* **TASK INSTRUCTIONS**
Report how many lines hold the word "tuvo"; give nothing but the number.

Collected data:
━━━━━━

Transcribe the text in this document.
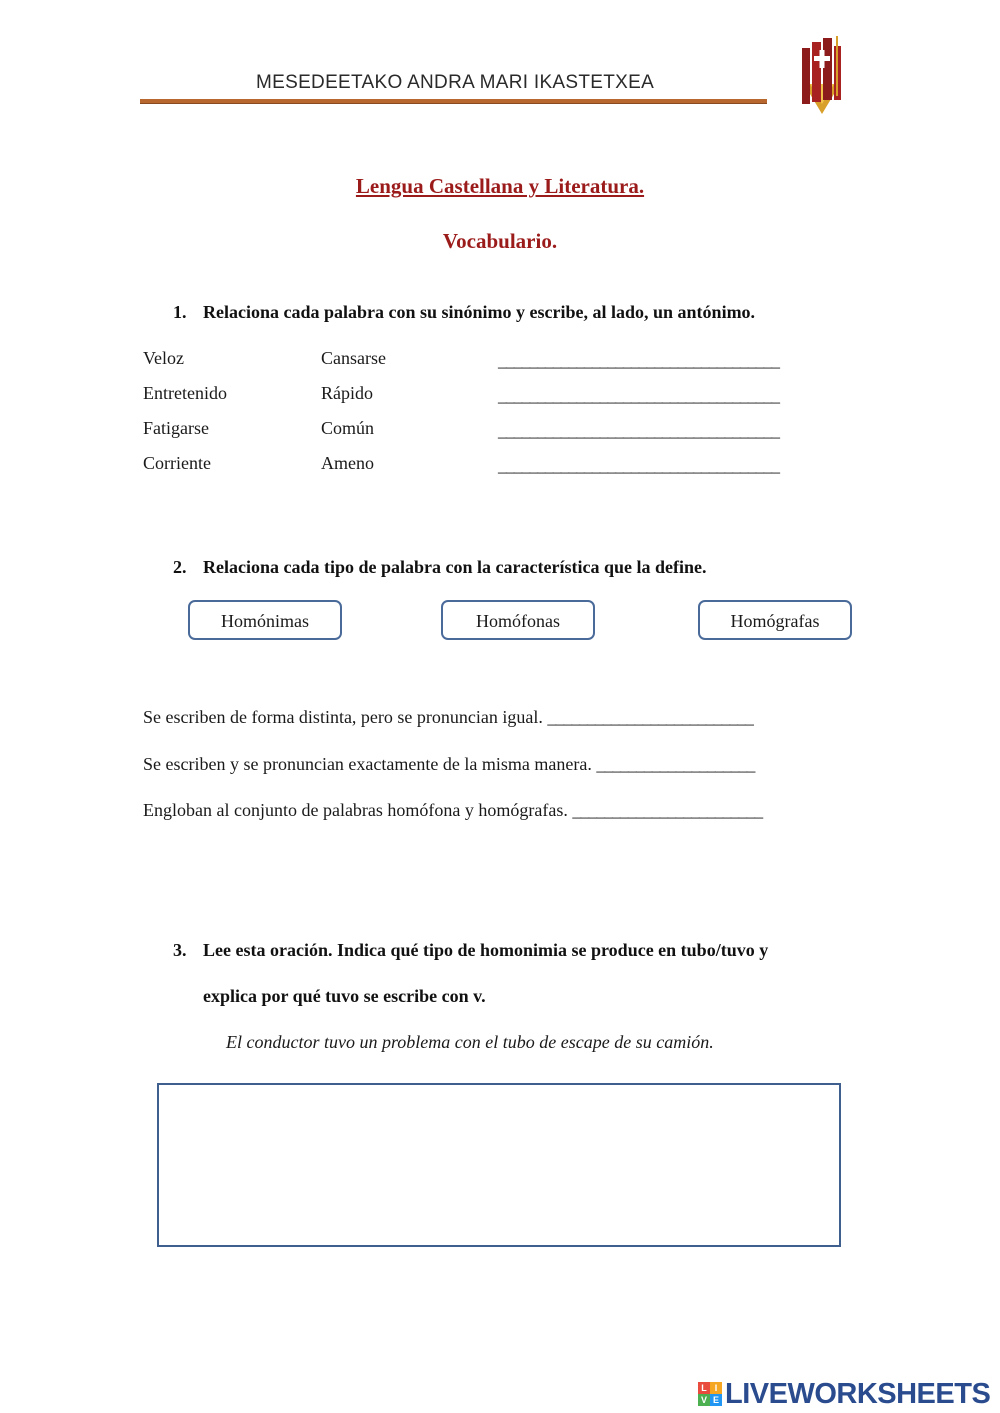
MESEDEETAKO ANDRA MARI IKASTETXEA
Lengua Castellana y Literatura.
Vocabulario.
1. Relaciona cada palabra con su sinónimo y escribe, al lado, un antónimo.
Veloz
Entretenido
Fatigarse
Corriente
Cansarse
Rápido
Común
Ameno
____________________________________
____________________________________
____________________________________
____________________________________
2. Relaciona cada tipo de palabra con la característica que la define.
Homónimas	Homófonas	Homógrafas
Se escriben de forma distinta, pero se pronuncian igual. __________________________
Se escriben y se pronuncian exactamente de la misma manera. ____________________
Engloban al conjunto de palabras homófona y homógrafas. ________________________
3. Lee esta oración. Indica qué tipo de homonimia se produce en tubo/tuvo y
explica por qué tuvo se escribe con v.
El conductor tuvo un problema con el tubo de escape de su camión.
L I
V E LIVEWORKSHEETS
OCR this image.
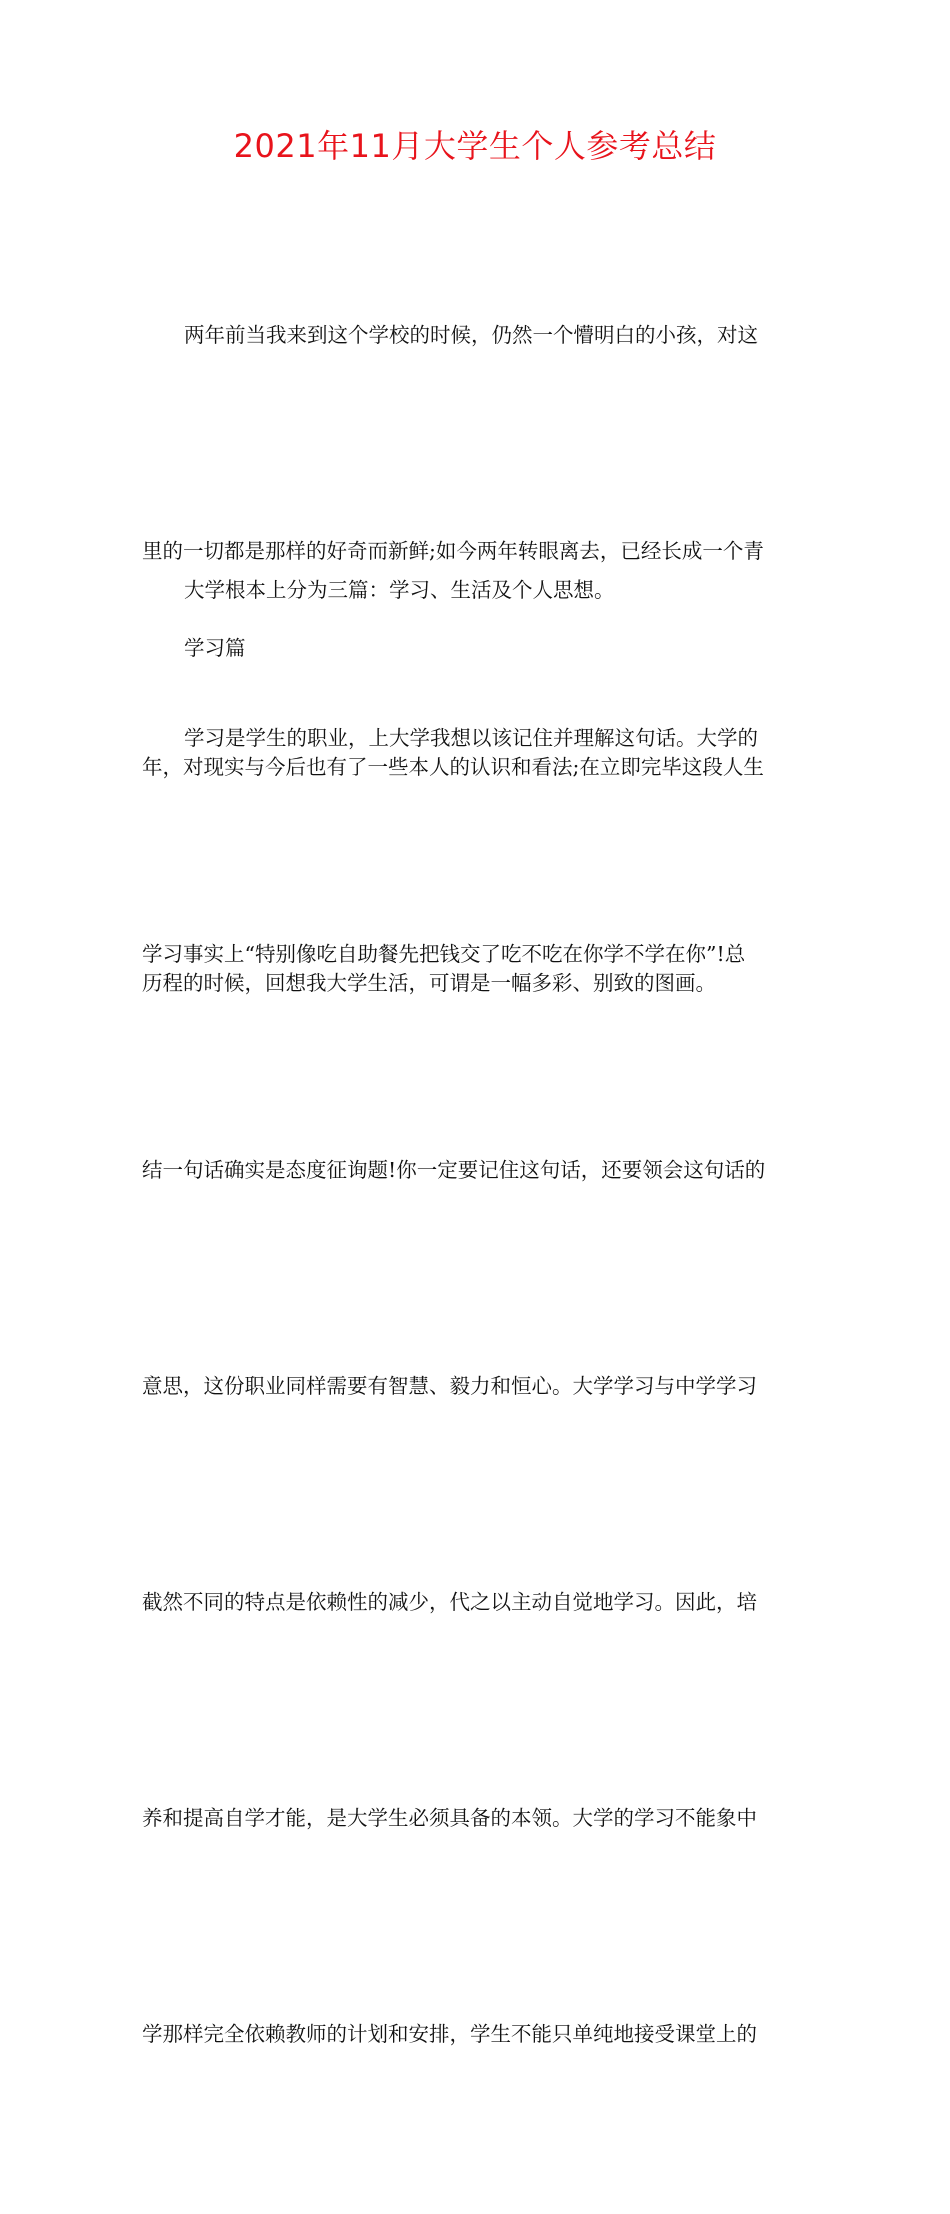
2021年11月大学生个人参考总结

两年前当我来到这个学校的时候，仍然一个懵明白的小孩，对这

里的一切都是那样的好奇而新鲜;如今两年转眼离去，已经长成一个青

年，对现实与今后也有了一些本人的认识和看法;在立即完毕这段人生

历程的时候，回想我大学生活，可谓是一幅多彩、别致的图画。

大学根本上分为三篇：学习、生活及个人思想。

学习篇

学习是学生的职业，上大学我想以该记住并理解这句话。大学的

学习事实上“特别像吃自助餐先把钱交了吃不吃在你学不学在你”!总

结一句话确实是态度征询题!你一定要记住这句话，还要领会这句话的

意思，这份职业同样需要有智慧、毅力和恒心。大学学习与中学学习

截然不同的特点是依赖性的减少，代之以主动自觉地学习。因此，培

养和提高自学才能，是大学生必须具备的本领。大学的学习不能象中

学那样完全依赖教师的计划和安排，学生不能只单纯地接受课堂上的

━━━━━━

* **SOLVED PROBLEM**
3